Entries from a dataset
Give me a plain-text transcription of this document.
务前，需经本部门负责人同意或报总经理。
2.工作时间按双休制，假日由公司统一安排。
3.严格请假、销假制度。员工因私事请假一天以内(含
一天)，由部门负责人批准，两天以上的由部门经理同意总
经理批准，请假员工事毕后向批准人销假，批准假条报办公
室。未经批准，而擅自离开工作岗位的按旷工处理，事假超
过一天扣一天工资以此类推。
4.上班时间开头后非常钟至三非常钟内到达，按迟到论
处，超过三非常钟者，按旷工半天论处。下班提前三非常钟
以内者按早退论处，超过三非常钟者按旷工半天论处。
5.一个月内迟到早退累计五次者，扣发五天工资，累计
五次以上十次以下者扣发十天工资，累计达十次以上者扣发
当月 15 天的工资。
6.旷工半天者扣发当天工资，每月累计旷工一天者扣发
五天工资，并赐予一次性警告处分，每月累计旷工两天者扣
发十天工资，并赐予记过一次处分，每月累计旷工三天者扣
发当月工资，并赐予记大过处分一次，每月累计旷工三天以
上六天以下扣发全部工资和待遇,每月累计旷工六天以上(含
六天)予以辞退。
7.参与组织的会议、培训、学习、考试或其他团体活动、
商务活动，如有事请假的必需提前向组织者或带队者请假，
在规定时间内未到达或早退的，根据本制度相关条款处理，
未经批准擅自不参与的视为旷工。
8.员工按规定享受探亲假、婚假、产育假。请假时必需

- [WHAT IS BEING ASKED]
Retype the entries one by one, exactly.

- [ANSWER IN FULL]
Give me a plain-text transcription of this document.
务前，需经本部门负责人同意或报总经理。
2.工作时间按双休制，假日由公司统一安排。
3.严格请假、销假制度。员工因私事请假一天以内(含
一天)，由部门负责人批准，两天以上的由部门经理同意总
经理批准，请假员工事毕后向批准人销假，批准假条报办公
室。未经批准，而擅自离开工作岗位的按旷工处理，事假超
过一天扣一天工资以此类推。
4.上班时间开头后非常钟至三非常钟内到达，按迟到论
处，超过三非常钟者，按旷工半天论处。下班提前三非常钟
以内者按早退论处，超过三非常钟者按旷工半天论处。
5.一个月内迟到早退累计五次者，扣发五天工资，累计
五次以上十次以下者扣发十天工资，累计达十次以上者扣发
当月 15 天的工资。
6.旷工半天者扣发当天工资，每月累计旷工一天者扣发
五天工资，并赐予一次性警告处分，每月累计旷工两天者扣
发十天工资，并赐予记过一次处分，每月累计旷工三天者扣
发当月工资，并赐予记大过处分一次，每月累计旷工三天以
上六天以下扣发全部工资和待遇,每月累计旷工六天以上(含
六天)予以辞退。
7.参与组织的会议、培训、学习、考试或其他团体活动、
商务活动，如有事请假的必需提前向组织者或带队者请假，
在规定时间内未到达或早退的，根据本制度相关条款处理，
未经批准擅自不参与的视为旷工。
8.员工按规定享受探亲假、婚假、产育假。请假时必需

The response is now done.